INSTRUCTIONS TO FOLLOW:
Look through the lines below and extract each one that contains "基岩表面".

SUPPLIED INFORMATION:
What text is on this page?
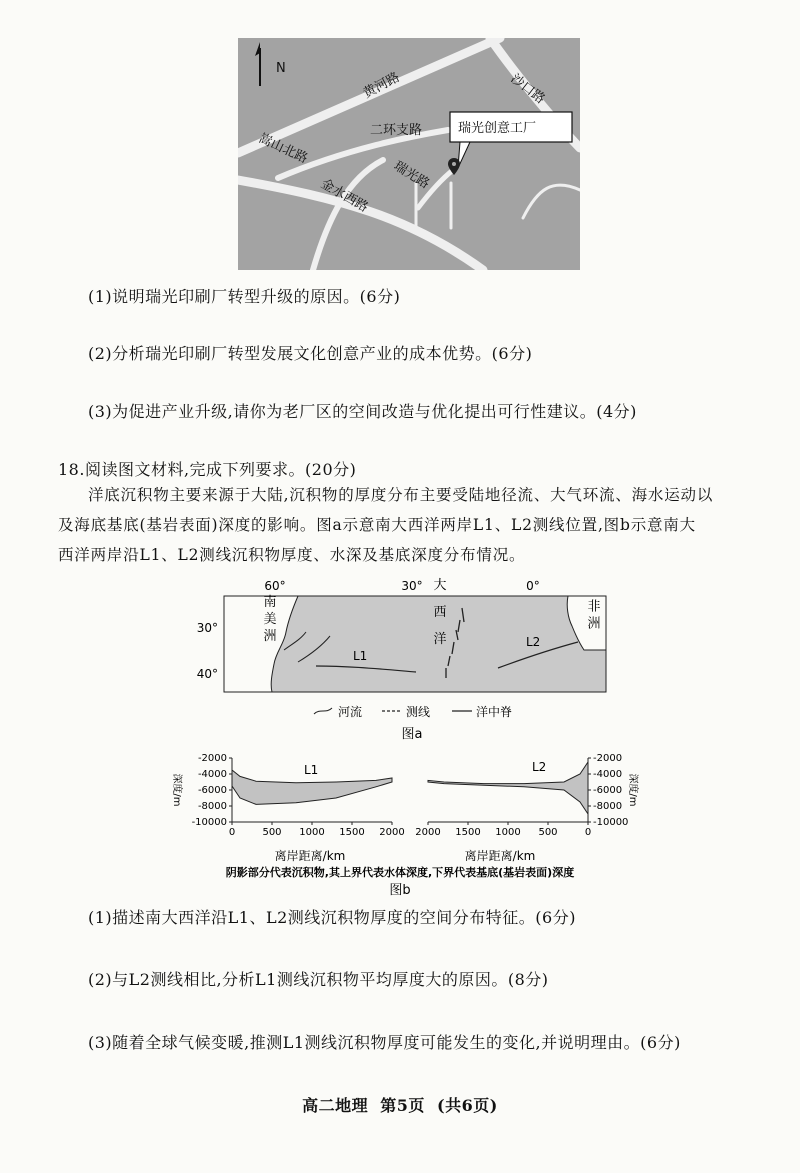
N
黄河路	沙口路
二环支路
嵩山北路
瑞光路
金水西路
瑞光创意工厂
(1)说明瑞光印刷厂转型升级的原因。(6分)
(2)分析瑞光印刷厂转型发展文化创意产业的成本优势。(6分)
(3)为促进产业升级,请你为老厂区的空间改造与优化提出可行性建议。(4分)
18.阅读图文材料,完成下列要求。(20分)
洋底沉积物主要来源于大陆,沉积物的厚度分布主要受陆地径流、大气环流、海水运动以
及海底基底(基岩表面)深度的影响。图a示意南大西洋两岸L1、L2测线位置,图b示意南大
西洋两岸沿L1、L2测线沉积物厚度、水深及基底深度分布情况。
60°	30°	0°
30°
40°
南美洲	大西洋	非洲
L1
L2
河流	测线	洋中脊
图a
-2000	-2000
-4000	-4000
-6000	-6000
-8000	-8000
-10000	-10000
0	500 1000 1500 2000 2000 1500 1000 500	0
深度/m	深度/m
L1	L2
离岸距离/km	离岸距离/km
阴影部分代表沉积物,其上界代表水体深度,下界代表基底(基岩表面)深度
图b
(1)描述南大西洋沿L1、L2测线沉积物厚度的空间分布特征。(6分)
(2)与L2测线相比,分析L1测线沉积物平均厚度大的原因。(8分)
(3)随着全球气候变暖,推测L1测线沉积物厚度可能发生的变化,并说明理由。(6分)
高二地理  第5页  (共6页)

EXERCISE OUTPUT:
及海底基底(基岩表面)深度的影响。图a示意南大西洋两岸L1、L2测线位置,图b示意南大
阴影部分代表沉积物,其上界代表水体深度,下界代表基底(基岩表面)深度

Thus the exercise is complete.